#### Data lines ####

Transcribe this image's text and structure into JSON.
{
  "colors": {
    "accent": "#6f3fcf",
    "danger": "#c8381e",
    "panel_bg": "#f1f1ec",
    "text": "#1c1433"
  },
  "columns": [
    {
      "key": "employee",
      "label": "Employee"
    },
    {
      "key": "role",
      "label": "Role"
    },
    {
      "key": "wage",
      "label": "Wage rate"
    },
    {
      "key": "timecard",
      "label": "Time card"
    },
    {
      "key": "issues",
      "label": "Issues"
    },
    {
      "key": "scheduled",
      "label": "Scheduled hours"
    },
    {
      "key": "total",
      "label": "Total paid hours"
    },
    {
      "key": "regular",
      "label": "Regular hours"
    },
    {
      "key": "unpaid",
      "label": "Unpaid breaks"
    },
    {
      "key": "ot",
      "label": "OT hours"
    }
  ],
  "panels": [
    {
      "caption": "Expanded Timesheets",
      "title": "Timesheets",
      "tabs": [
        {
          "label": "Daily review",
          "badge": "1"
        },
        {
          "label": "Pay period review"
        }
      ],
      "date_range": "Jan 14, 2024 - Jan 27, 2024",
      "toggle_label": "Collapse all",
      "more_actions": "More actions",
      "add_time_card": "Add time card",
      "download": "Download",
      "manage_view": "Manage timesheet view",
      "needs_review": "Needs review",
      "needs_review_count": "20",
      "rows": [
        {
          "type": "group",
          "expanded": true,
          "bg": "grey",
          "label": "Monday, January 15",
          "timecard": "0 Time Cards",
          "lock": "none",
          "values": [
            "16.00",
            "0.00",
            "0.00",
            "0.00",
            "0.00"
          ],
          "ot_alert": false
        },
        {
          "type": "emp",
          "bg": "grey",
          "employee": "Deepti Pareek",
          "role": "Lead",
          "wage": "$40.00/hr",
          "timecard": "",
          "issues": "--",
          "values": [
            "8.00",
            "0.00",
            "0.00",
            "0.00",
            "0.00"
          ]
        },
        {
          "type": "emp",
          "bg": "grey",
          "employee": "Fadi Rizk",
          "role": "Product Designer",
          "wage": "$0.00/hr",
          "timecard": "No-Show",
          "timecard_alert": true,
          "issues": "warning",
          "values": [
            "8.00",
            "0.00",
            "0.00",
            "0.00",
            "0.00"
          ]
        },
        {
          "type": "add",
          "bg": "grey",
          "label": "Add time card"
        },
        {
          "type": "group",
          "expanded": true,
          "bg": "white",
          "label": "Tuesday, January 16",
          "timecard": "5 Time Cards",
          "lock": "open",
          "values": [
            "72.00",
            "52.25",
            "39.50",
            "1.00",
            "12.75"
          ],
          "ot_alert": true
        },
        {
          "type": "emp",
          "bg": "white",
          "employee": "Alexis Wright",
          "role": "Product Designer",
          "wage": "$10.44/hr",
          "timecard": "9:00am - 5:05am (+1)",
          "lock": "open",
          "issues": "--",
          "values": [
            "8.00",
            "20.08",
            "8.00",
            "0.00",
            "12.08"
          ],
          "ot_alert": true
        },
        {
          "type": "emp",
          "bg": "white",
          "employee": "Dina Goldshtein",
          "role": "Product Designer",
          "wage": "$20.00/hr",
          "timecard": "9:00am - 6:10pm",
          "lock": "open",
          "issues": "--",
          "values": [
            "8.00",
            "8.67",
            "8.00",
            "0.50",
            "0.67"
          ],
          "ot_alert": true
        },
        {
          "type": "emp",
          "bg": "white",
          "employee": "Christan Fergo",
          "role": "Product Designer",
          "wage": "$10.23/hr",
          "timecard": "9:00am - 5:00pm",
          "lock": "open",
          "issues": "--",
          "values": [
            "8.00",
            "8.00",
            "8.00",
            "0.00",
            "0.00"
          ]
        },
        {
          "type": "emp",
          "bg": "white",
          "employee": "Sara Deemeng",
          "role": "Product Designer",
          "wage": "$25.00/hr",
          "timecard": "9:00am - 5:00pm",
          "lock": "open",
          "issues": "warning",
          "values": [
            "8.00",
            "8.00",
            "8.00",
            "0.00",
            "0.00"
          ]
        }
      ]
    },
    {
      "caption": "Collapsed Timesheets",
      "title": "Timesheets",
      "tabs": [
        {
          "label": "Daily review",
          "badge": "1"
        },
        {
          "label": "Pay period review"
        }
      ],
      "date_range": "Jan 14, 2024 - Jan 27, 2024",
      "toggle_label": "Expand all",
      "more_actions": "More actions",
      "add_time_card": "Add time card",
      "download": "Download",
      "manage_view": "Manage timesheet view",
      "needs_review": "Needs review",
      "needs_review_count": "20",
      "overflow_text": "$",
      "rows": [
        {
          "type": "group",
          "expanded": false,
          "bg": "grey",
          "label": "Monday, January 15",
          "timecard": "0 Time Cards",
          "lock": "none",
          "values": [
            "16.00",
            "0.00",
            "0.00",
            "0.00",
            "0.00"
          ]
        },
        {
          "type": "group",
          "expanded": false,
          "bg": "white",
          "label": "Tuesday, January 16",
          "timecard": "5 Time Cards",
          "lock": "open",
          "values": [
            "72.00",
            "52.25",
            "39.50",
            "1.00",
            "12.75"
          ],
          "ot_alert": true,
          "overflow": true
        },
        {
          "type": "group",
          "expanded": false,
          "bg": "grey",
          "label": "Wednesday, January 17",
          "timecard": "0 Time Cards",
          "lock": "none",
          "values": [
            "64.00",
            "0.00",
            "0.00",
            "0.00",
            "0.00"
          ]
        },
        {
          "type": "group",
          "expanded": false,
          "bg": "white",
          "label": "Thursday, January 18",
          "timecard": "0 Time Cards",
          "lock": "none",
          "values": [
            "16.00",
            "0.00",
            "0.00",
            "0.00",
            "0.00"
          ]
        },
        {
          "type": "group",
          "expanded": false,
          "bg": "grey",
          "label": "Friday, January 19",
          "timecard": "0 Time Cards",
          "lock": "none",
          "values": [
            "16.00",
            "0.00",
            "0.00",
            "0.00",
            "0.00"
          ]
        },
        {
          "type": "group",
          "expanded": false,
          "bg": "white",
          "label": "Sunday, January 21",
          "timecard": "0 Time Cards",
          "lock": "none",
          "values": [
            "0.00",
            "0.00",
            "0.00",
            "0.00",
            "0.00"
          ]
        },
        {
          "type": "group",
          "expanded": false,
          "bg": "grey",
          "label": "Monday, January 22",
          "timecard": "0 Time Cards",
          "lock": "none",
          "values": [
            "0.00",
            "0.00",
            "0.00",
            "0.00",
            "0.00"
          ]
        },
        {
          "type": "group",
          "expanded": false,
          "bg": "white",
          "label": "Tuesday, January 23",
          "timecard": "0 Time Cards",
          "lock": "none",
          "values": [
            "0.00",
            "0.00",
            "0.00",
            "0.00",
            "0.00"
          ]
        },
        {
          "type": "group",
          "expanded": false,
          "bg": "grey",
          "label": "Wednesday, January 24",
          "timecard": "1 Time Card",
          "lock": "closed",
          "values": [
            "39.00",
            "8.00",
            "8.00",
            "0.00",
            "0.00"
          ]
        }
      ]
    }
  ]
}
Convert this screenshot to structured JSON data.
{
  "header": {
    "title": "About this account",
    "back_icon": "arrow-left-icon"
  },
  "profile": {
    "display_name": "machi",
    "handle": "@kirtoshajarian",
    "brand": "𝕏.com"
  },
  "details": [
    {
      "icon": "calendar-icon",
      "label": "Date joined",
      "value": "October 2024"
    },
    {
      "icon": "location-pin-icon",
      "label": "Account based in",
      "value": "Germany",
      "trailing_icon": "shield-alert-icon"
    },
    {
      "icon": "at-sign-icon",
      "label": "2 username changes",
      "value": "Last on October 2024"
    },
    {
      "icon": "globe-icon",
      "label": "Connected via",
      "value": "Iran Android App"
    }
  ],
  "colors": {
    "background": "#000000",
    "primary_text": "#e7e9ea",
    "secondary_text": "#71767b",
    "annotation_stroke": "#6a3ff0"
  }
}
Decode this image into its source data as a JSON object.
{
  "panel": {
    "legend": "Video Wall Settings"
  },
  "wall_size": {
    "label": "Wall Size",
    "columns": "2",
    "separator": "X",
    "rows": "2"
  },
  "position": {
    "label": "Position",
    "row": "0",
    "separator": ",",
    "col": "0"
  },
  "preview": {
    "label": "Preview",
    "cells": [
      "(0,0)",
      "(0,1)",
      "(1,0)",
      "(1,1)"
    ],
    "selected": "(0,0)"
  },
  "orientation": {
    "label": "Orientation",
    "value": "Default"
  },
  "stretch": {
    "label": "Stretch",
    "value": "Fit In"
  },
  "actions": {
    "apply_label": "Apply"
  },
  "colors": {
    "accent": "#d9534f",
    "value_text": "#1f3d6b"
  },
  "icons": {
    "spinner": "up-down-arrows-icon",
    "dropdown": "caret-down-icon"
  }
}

####

• **Exercise directions**
Select the lines that carry the string "JSON" and copy them.

• **Full output**
Transcribe this image's text and structure into JSON.
Convert this screenshot to structured JSON data.
Decode this image into its source data as a JSON object.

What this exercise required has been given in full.